◆ **Task input**:
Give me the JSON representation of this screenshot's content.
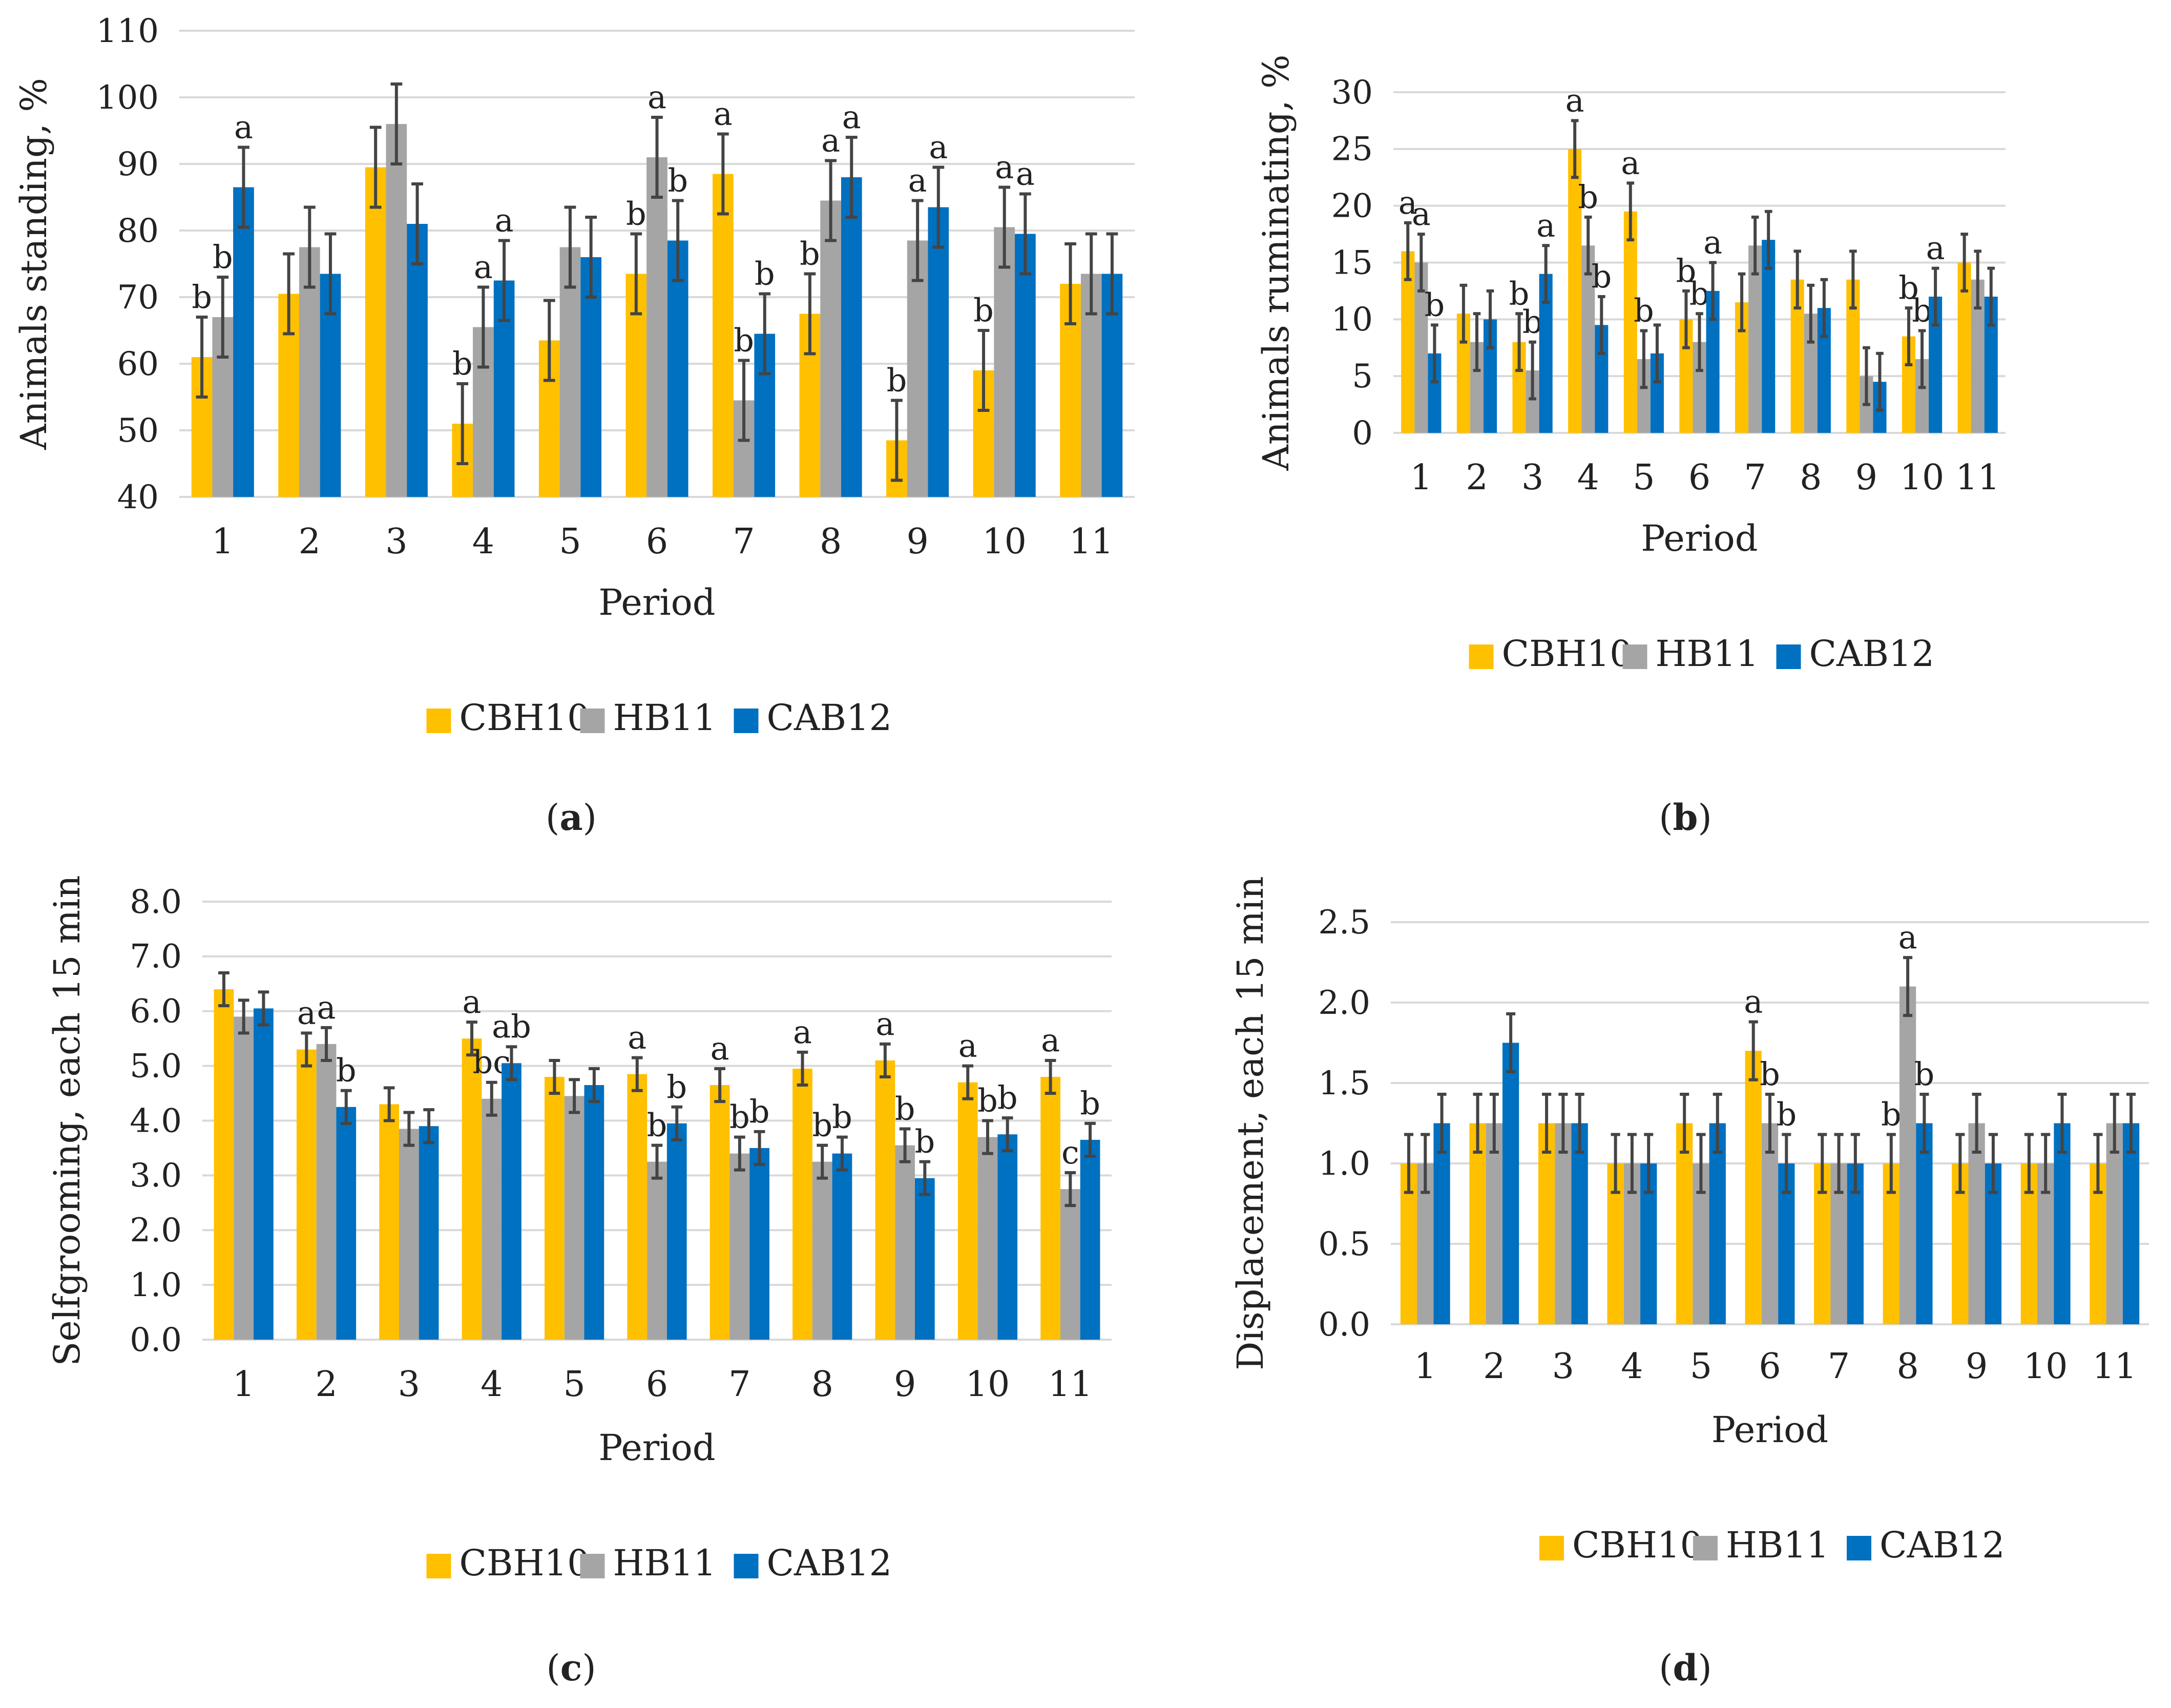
{
  "figure": {
    "colors": {
      "CBH10": "#FFC000",
      "HB11": "#A5A5A5",
      "CAB12": "#0070C0",
      "grid": "#D9D9D9",
      "error": "#444444"
    },
    "panels": [
      {
        "id": "a",
        "caption": "a",
        "legend": [
          "CBH10",
          "HB11",
          "CAB12"
        ]
      },
      {
        "id": "b",
        "caption": "b",
        "legend": [
          "CBH10",
          "HB11",
          "CAB12"
        ]
      },
      {
        "id": "c",
        "caption": "c",
        "legend": [
          "CBH10",
          "HB11",
          "CAB12"
        ]
      },
      {
        "id": "d",
        "caption": "d",
        "legend": [
          "CBH10",
          "HB11",
          "CAB12"
        ]
      }
    ]
  },
  "chart_data": [
    {
      "id": "a",
      "type": "bar",
      "title": "",
      "xlabel": "Period",
      "ylabel": "Animals standing, %",
      "ylim": [
        40,
        110
      ],
      "yticks": [
        "40",
        "50",
        "60",
        "70",
        "80",
        "90",
        "100",
        "110"
      ],
      "grid": true,
      "legend_position": "bottom",
      "categories": [
        "1",
        "2",
        "3",
        "4",
        "5",
        "6",
        "7",
        "8",
        "9",
        "10",
        "11"
      ],
      "series": [
        {
          "name": "CBH10",
          "values": [
            61,
            70.5,
            89.5,
            51,
            63.5,
            73.5,
            88.5,
            67.5,
            48.5,
            59,
            72
          ],
          "errors": [
            6,
            6,
            6,
            6,
            6,
            6,
            6,
            6,
            6,
            6,
            6
          ],
          "letters": [
            "b",
            "",
            "",
            "b",
            "",
            "b",
            "a",
            "b",
            "b",
            "b",
            ""
          ]
        },
        {
          "name": "HB11",
          "values": [
            67,
            77.5,
            96,
            65.5,
            77.5,
            91,
            54.5,
            84.5,
            78.5,
            80.5,
            73.5
          ],
          "errors": [
            6,
            6,
            6,
            6,
            6,
            6,
            6,
            6,
            6,
            6,
            6
          ],
          "letters": [
            "b",
            "",
            "",
            "a",
            "",
            "a",
            "b",
            "a",
            "a",
            "a",
            ""
          ]
        },
        {
          "name": "CAB12",
          "values": [
            86.5,
            73.5,
            81,
            72.5,
            76,
            78.5,
            64.5,
            88,
            83.5,
            79.5,
            73.5
          ],
          "errors": [
            6,
            6,
            6,
            6,
            6,
            6,
            6,
            6,
            6,
            6,
            6
          ],
          "letters": [
            "a",
            "",
            "",
            "a",
            "",
            "b",
            "b",
            "a",
            "a",
            "a",
            ""
          ]
        }
      ]
    },
    {
      "id": "b",
      "type": "bar",
      "title": "",
      "xlabel": "Period",
      "ylabel": "Animals ruminating, %",
      "ylim": [
        0,
        30
      ],
      "yticks": [
        "0",
        "5",
        "10",
        "15",
        "20",
        "25",
        "30"
      ],
      "grid": true,
      "legend_position": "bottom",
      "categories": [
        "1",
        "2",
        "3",
        "4",
        "5",
        "6",
        "7",
        "8",
        "9",
        "10",
        "11"
      ],
      "series": [
        {
          "name": "CBH10",
          "values": [
            16,
            10.5,
            8,
            25,
            19.5,
            10,
            11.5,
            13.5,
            13.5,
            8.5,
            15
          ],
          "errors": [
            2.5,
            2.5,
            2.5,
            2.5,
            2.5,
            2.5,
            2.5,
            2.5,
            2.5,
            2.5,
            2.5
          ],
          "letters": [
            "a",
            "",
            "b",
            "a",
            "a",
            "b",
            "",
            "",
            "",
            "b",
            ""
          ]
        },
        {
          "name": "HB11",
          "values": [
            15,
            8,
            5.5,
            16.5,
            6.5,
            8,
            16.5,
            10.5,
            5,
            6.5,
            13.5
          ],
          "errors": [
            2.5,
            2.5,
            2.5,
            2.5,
            2.5,
            2.5,
            2.5,
            2.5,
            2.5,
            2.5,
            2.5
          ],
          "letters": [
            "a",
            "",
            "b",
            "b",
            "b",
            "b",
            "",
            "",
            "",
            "b",
            ""
          ]
        },
        {
          "name": "CAB12",
          "values": [
            7,
            10,
            14,
            9.5,
            7,
            12.5,
            17,
            11,
            4.5,
            12,
            12
          ],
          "errors": [
            2.5,
            2.5,
            2.5,
            2.5,
            2.5,
            2.5,
            2.5,
            2.5,
            2.5,
            2.5,
            2.5
          ],
          "letters": [
            "b",
            "",
            "a",
            "b",
            "",
            "a",
            "",
            "",
            "",
            "a",
            ""
          ]
        }
      ]
    },
    {
      "id": "c",
      "type": "bar",
      "title": "",
      "xlabel": "Period",
      "ylabel": "Selfgrooming, each 15 min",
      "ylim": [
        0,
        8
      ],
      "yticks": [
        "0.0",
        "1.0",
        "2.0",
        "3.0",
        "4.0",
        "5.0",
        "6.0",
        "7.0",
        "8.0"
      ],
      "grid": true,
      "legend_position": "bottom",
      "categories": [
        "1",
        "2",
        "3",
        "4",
        "5",
        "6",
        "7",
        "8",
        "9",
        "10",
        "11"
      ],
      "series": [
        {
          "name": "CBH10",
          "values": [
            6.4,
            5.3,
            4.3,
            5.5,
            4.8,
            4.85,
            4.65,
            4.95,
            5.1,
            4.7,
            4.8
          ],
          "errors": [
            0.3,
            0.3,
            0.3,
            0.3,
            0.3,
            0.3,
            0.3,
            0.3,
            0.3,
            0.3,
            0.3
          ],
          "letters": [
            "",
            "a",
            "",
            "a",
            "",
            "a",
            "a",
            "a",
            "a",
            "a",
            "a"
          ]
        },
        {
          "name": "HB11",
          "values": [
            5.9,
            5.4,
            3.85,
            4.4,
            4.45,
            3.25,
            3.4,
            3.25,
            3.55,
            3.7,
            2.75
          ],
          "errors": [
            0.3,
            0.3,
            0.3,
            0.3,
            0.3,
            0.3,
            0.3,
            0.3,
            0.3,
            0.3,
            0.3
          ],
          "letters": [
            "",
            "a",
            "",
            "bc",
            "",
            "b",
            "b",
            "b",
            "b",
            "b",
            "c"
          ]
        },
        {
          "name": "CAB12",
          "values": [
            6.05,
            4.25,
            3.9,
            5.05,
            4.65,
            3.95,
            3.5,
            3.4,
            2.95,
            3.75,
            3.65
          ],
          "errors": [
            0.3,
            0.3,
            0.3,
            0.3,
            0.3,
            0.3,
            0.3,
            0.3,
            0.3,
            0.3,
            0.3
          ],
          "letters": [
            "",
            "b",
            "",
            "ab",
            "",
            "b",
            "b",
            "b",
            "b",
            "b",
            "b"
          ]
        }
      ]
    },
    {
      "id": "d",
      "type": "bar",
      "title": "",
      "xlabel": "Period",
      "ylabel": "Displacement, each 15 min",
      "ylim": [
        0,
        2.5
      ],
      "yticks": [
        "0.0",
        "0.5",
        "1.0",
        "1.5",
        "2.0",
        "2.5"
      ],
      "grid": true,
      "legend_position": "bottom",
      "categories": [
        "1",
        "2",
        "3",
        "4",
        "5",
        "6",
        "7",
        "8",
        "9",
        "10",
        "11"
      ],
      "series": [
        {
          "name": "CBH10",
          "values": [
            1,
            1.25,
            1.25,
            1,
            1.25,
            1.7,
            1,
            1,
            1,
            1,
            1
          ],
          "errors": [
            0.18,
            0.18,
            0.18,
            0.18,
            0.18,
            0.18,
            0.18,
            0.18,
            0.18,
            0.18,
            0.18
          ],
          "letters": [
            "",
            "",
            "",
            "",
            "",
            "a",
            "",
            "b",
            "",
            "",
            ""
          ]
        },
        {
          "name": "HB11",
          "values": [
            1,
            1.25,
            1.25,
            1,
            1,
            1.25,
            1,
            2.1,
            1.25,
            1,
            1.25
          ],
          "errors": [
            0.18,
            0.18,
            0.18,
            0.18,
            0.18,
            0.18,
            0.18,
            0.18,
            0.18,
            0.18,
            0.18
          ],
          "letters": [
            "",
            "",
            "",
            "",
            "",
            "b",
            "",
            "a",
            "",
            "",
            ""
          ]
        },
        {
          "name": "CAB12",
          "values": [
            1.25,
            1.75,
            1.25,
            1,
            1.25,
            1,
            1,
            1.25,
            1,
            1.25,
            1.25
          ],
          "errors": [
            0.18,
            0.18,
            0.18,
            0.18,
            0.18,
            0.18,
            0.18,
            0.18,
            0.18,
            0.18,
            0.18
          ],
          "letters": [
            "",
            "",
            "",
            "",
            "",
            "b",
            "",
            "b",
            "",
            "",
            ""
          ]
        }
      ]
    }
  ]
}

◆ **Your objective**: Look through the entries above; copy every line holding the string "Animals".

◆ **Response to the exercise**:
      "ylabel": "Animals standing, %",
      "ylabel": "Animals ruminating, %",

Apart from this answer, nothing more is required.